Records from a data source
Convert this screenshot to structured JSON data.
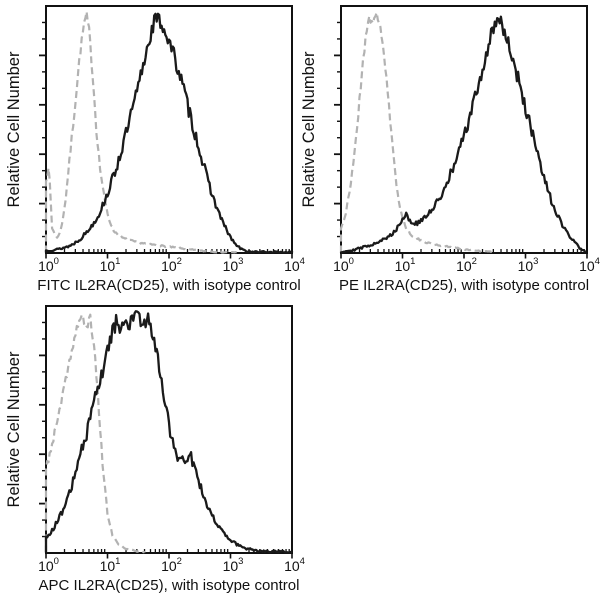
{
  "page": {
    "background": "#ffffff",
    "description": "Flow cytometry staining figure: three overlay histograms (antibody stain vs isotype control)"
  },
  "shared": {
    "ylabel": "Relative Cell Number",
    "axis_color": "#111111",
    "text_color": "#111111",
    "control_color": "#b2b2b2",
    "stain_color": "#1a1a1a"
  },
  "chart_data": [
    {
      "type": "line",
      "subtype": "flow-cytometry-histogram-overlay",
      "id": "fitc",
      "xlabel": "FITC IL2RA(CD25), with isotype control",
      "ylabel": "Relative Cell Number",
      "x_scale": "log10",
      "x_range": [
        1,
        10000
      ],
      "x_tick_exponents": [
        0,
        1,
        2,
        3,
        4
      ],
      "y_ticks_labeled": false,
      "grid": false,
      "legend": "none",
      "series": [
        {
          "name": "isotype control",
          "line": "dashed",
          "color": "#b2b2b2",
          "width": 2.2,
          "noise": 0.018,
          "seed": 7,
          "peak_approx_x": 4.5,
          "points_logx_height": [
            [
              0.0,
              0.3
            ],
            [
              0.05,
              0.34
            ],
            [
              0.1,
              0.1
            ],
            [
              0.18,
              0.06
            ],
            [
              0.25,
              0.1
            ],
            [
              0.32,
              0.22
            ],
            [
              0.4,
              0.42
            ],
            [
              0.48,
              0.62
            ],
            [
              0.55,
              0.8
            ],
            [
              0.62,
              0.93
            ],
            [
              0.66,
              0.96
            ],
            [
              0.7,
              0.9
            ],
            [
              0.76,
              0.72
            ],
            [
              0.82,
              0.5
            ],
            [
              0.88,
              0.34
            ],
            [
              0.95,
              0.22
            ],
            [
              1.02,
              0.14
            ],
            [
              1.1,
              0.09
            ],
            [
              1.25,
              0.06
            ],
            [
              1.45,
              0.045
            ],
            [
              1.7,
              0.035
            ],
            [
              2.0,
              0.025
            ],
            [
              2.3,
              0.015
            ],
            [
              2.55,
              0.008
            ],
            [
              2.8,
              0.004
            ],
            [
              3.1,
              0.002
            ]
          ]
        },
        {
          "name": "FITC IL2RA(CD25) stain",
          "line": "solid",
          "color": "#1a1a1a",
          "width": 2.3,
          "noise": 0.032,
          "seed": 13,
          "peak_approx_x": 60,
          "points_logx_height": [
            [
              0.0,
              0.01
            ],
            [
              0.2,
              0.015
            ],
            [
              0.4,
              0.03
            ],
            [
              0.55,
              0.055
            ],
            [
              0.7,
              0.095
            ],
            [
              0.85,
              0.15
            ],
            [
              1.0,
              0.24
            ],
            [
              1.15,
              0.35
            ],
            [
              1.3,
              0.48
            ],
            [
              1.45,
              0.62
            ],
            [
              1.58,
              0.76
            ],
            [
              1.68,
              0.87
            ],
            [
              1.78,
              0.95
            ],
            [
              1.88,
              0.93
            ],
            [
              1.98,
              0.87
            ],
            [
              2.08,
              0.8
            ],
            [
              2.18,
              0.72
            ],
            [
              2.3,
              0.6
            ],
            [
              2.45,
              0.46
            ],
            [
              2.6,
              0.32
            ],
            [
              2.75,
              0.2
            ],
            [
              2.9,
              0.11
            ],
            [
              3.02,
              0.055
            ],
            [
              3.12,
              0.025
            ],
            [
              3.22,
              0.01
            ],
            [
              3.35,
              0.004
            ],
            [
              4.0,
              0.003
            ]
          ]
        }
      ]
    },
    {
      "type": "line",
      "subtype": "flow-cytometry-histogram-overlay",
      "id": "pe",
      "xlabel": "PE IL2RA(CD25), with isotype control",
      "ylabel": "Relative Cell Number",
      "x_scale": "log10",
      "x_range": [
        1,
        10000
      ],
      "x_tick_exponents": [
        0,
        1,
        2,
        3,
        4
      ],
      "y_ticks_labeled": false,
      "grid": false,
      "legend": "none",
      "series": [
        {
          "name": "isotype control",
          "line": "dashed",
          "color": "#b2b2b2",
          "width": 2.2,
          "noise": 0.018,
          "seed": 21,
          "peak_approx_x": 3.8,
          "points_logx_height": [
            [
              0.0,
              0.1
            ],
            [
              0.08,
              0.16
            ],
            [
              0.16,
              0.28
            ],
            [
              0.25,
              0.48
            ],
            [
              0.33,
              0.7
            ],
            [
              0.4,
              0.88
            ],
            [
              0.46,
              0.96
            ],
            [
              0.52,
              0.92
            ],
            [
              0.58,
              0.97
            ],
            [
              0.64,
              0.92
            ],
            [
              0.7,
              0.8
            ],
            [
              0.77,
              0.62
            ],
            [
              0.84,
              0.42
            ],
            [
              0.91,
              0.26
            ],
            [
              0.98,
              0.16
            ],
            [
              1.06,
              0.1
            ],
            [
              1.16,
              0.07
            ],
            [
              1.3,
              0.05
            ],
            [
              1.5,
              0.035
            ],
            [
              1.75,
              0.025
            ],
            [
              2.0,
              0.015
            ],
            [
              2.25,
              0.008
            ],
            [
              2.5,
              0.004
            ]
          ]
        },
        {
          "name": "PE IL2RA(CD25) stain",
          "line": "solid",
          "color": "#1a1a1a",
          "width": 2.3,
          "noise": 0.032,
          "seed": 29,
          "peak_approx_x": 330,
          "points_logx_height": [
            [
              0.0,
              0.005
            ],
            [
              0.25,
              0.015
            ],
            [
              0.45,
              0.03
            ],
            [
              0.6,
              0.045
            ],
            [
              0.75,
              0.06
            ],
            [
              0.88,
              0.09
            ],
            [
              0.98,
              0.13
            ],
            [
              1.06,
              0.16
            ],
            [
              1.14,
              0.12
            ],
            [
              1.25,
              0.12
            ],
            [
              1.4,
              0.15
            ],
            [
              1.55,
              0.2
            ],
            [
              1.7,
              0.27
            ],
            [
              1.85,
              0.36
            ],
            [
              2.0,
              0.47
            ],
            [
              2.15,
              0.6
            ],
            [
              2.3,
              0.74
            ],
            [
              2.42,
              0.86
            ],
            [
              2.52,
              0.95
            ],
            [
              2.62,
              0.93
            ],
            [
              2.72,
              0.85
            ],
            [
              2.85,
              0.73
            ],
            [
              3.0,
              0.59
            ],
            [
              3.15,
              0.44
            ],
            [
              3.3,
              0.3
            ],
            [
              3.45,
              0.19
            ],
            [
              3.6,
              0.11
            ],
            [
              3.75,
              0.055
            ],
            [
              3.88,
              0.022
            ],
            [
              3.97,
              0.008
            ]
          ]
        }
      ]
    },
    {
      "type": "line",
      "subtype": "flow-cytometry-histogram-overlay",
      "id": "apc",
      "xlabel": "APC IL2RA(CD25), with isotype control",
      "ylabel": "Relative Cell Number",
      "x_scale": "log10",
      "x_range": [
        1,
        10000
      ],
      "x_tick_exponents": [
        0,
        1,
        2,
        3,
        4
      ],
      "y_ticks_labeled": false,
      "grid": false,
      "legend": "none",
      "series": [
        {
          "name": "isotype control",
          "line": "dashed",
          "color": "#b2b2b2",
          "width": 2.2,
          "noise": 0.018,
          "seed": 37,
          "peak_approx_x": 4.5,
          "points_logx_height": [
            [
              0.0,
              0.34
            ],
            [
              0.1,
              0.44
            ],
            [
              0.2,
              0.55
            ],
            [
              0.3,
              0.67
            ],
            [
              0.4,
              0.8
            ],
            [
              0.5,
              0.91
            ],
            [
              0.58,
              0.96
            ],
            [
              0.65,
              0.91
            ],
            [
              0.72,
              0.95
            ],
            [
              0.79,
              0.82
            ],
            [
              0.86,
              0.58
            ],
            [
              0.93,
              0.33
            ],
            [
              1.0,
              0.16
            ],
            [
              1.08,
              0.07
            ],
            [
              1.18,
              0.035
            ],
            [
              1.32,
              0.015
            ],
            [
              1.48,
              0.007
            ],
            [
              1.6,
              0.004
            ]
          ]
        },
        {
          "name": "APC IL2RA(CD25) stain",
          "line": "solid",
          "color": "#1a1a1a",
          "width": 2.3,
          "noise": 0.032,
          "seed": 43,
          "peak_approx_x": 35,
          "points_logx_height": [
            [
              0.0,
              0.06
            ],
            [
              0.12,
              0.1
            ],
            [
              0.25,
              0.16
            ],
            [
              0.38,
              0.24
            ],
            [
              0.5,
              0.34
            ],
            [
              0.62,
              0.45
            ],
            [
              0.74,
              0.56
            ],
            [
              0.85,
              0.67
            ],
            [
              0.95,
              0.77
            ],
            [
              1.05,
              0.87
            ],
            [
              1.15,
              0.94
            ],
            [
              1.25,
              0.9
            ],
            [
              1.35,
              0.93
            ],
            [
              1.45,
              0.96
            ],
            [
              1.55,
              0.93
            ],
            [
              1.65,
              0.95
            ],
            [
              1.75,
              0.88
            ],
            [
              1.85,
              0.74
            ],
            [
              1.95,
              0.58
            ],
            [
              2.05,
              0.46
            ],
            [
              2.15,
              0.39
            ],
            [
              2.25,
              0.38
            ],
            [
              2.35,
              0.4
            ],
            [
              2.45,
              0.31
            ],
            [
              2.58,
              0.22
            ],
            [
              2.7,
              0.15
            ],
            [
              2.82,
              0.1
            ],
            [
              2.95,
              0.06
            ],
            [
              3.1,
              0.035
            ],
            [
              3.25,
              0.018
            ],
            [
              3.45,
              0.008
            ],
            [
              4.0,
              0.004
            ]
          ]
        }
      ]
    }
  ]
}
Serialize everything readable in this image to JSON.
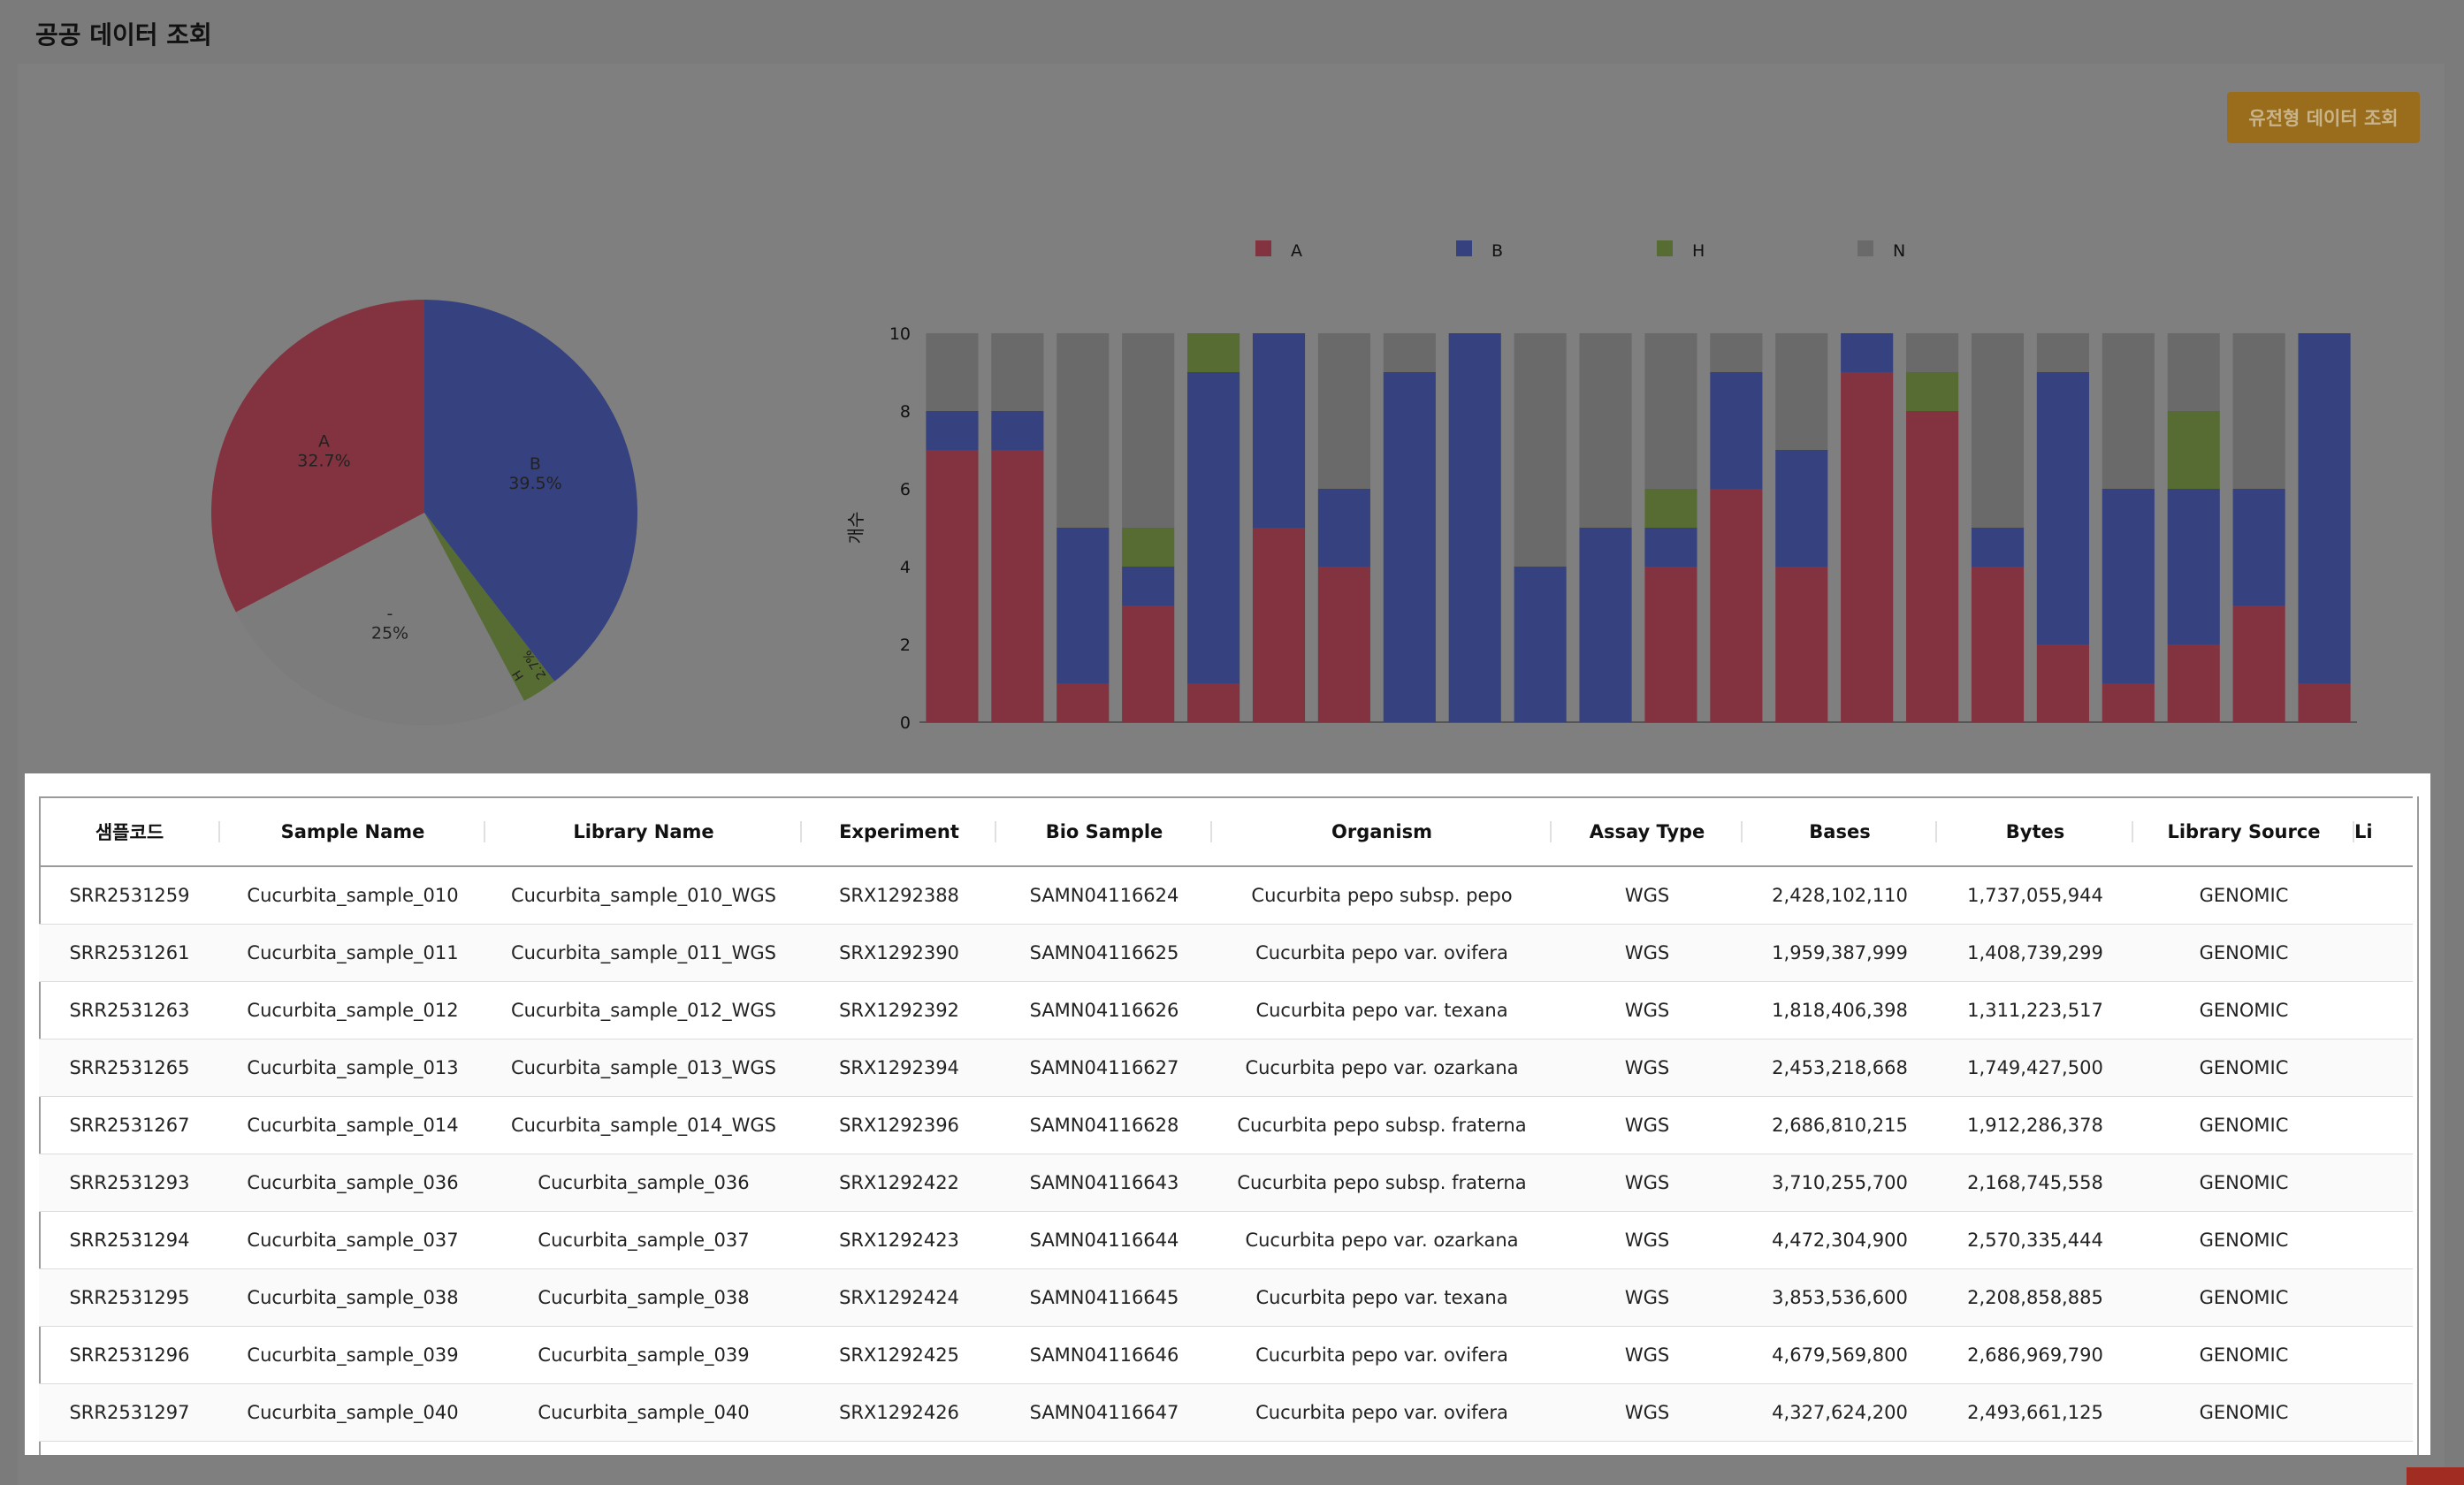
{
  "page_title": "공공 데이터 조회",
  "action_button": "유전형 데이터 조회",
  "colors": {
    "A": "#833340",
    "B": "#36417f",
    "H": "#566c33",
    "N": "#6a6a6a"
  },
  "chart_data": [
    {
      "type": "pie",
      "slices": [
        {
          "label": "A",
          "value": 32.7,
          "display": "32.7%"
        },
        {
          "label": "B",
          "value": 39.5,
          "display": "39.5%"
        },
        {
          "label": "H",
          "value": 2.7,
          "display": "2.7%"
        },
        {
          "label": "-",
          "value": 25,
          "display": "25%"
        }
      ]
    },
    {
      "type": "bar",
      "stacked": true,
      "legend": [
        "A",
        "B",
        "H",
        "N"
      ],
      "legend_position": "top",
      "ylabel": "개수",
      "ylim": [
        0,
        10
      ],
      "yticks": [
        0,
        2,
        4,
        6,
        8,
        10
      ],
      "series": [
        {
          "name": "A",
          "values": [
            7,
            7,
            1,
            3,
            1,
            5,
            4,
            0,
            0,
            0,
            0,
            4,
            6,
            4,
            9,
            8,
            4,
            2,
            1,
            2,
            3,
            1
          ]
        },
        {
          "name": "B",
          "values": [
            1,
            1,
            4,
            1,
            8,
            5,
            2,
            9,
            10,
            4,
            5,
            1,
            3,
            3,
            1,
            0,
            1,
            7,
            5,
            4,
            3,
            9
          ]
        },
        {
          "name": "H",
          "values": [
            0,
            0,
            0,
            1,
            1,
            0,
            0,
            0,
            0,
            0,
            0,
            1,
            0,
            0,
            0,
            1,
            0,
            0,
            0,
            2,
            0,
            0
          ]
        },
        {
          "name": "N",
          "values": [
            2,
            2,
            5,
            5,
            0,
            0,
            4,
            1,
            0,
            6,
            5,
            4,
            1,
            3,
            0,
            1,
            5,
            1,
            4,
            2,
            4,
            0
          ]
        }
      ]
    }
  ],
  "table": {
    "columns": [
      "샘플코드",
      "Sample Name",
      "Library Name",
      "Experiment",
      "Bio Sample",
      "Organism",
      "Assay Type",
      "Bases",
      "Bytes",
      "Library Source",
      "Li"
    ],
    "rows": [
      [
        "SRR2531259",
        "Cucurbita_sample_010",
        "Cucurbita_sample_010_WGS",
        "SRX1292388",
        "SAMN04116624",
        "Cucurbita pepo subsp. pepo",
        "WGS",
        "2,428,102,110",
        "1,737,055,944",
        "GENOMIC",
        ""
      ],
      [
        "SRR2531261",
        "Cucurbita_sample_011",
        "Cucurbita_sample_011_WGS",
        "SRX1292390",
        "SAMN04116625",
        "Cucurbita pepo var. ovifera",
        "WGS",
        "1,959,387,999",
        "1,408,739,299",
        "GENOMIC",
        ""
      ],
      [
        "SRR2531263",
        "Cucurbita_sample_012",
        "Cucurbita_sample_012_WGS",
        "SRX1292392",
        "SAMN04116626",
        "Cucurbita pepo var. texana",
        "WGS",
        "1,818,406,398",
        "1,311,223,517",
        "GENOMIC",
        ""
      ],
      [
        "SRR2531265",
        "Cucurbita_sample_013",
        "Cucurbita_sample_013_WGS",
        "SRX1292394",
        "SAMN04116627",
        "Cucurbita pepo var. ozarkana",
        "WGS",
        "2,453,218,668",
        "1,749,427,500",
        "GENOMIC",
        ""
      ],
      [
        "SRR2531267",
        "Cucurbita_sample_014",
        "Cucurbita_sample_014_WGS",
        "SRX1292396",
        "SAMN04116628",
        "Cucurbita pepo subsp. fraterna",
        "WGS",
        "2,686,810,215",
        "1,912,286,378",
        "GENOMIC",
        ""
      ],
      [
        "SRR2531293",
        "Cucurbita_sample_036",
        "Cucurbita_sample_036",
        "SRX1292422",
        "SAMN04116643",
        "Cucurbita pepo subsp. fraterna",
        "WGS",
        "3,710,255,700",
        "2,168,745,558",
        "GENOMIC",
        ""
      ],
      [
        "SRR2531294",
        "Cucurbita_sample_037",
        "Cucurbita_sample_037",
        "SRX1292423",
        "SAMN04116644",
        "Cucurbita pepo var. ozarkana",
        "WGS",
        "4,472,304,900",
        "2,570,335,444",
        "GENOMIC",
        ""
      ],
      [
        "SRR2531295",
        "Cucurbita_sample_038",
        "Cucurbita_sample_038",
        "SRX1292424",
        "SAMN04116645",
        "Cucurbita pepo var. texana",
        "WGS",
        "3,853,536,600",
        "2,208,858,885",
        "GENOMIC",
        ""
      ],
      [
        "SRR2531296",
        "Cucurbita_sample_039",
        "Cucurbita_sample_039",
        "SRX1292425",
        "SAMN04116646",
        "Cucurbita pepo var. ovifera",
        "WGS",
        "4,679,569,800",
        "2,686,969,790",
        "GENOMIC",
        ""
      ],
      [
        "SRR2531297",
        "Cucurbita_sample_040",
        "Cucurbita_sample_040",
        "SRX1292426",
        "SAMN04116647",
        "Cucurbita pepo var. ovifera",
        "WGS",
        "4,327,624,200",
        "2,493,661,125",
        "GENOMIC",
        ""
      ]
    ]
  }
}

Exercise directions
Pull out every line above that holds the word "seed".

Expected output
          "seed": 7,
          "seed": 13,
          "seed": 21,
          "seed": 29,
          "seed": 37,
          "seed": 43,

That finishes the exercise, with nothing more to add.